— start of RECORDED DATA —
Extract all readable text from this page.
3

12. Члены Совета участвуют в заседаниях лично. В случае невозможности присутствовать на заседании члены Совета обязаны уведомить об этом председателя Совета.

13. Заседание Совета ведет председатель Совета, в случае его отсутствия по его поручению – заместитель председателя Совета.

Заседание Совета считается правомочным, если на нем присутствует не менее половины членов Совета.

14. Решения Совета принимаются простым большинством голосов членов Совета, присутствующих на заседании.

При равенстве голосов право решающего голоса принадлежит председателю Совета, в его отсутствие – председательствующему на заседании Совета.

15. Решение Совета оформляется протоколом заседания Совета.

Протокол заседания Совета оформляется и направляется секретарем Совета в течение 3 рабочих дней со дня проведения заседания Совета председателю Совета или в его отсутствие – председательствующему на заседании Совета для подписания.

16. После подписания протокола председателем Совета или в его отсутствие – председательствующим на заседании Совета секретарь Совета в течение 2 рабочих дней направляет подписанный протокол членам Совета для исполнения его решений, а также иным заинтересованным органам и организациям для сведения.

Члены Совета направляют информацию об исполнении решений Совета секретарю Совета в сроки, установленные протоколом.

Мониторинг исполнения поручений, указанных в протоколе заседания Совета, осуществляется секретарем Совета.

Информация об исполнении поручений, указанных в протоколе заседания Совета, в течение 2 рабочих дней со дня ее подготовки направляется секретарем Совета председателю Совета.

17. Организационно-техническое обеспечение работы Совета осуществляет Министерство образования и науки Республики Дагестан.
— end of RECORDED DATA —
TASK DESCRIPTION:
Print every record exactly as it was given.

OUTPUT OF THE EXERCISE:
Extract all readable text from this page.
3

12. Члены Совета участвуют в заседаниях лично. В случае невозможности присутствовать на заседании члены Совета обязаны уведомить об этом председателя Совета.

13. Заседание Совета ведет председатель Совета, в случае его отсутствия по его поручению – заместитель председателя Совета.

Заседание Совета считается правомочным, если на нем присутствует не менее половины членов Совета.

14. Решения Совета принимаются простым большинством голосов членов Совета, присутствующих на заседании.

При равенстве голосов право решающего голоса принадлежит председателю Совета, в его отсутствие – председательствующему на заседании Совета.

15. Решение Совета оформляется протоколом заседания Совета.

Протокол заседания Совета оформляется и направляется секретарем Совета в течение 3 рабочих дней со дня проведения заседания Совета председателю Совета или в его отсутствие – председательствующему на заседании Совета для подписания.

16. После подписания протокола председателем Совета или в его отсутствие – председательствующим на заседании Совета секретарь Совета в течение 2 рабочих дней направляет подписанный протокол членам Совета для исполнения его решений, а также иным заинтересованным органам и организациям для сведения.

Члены Совета направляют информацию об исполнении решений Совета секретарю Совета в сроки, установленные протоколом.

Мониторинг исполнения поручений, указанных в протоколе заседания Совета, осуществляется секретарем Совета.

Информация об исполнении поручений, указанных в протоколе заседания Совета, в течение 2 рабочих дней со дня ее подготовки направляется секретарем Совета председателю Совета.

17. Организационно-техническое обеспечение работы Совета осуществляет Министерство образования и науки Республики Дагестан.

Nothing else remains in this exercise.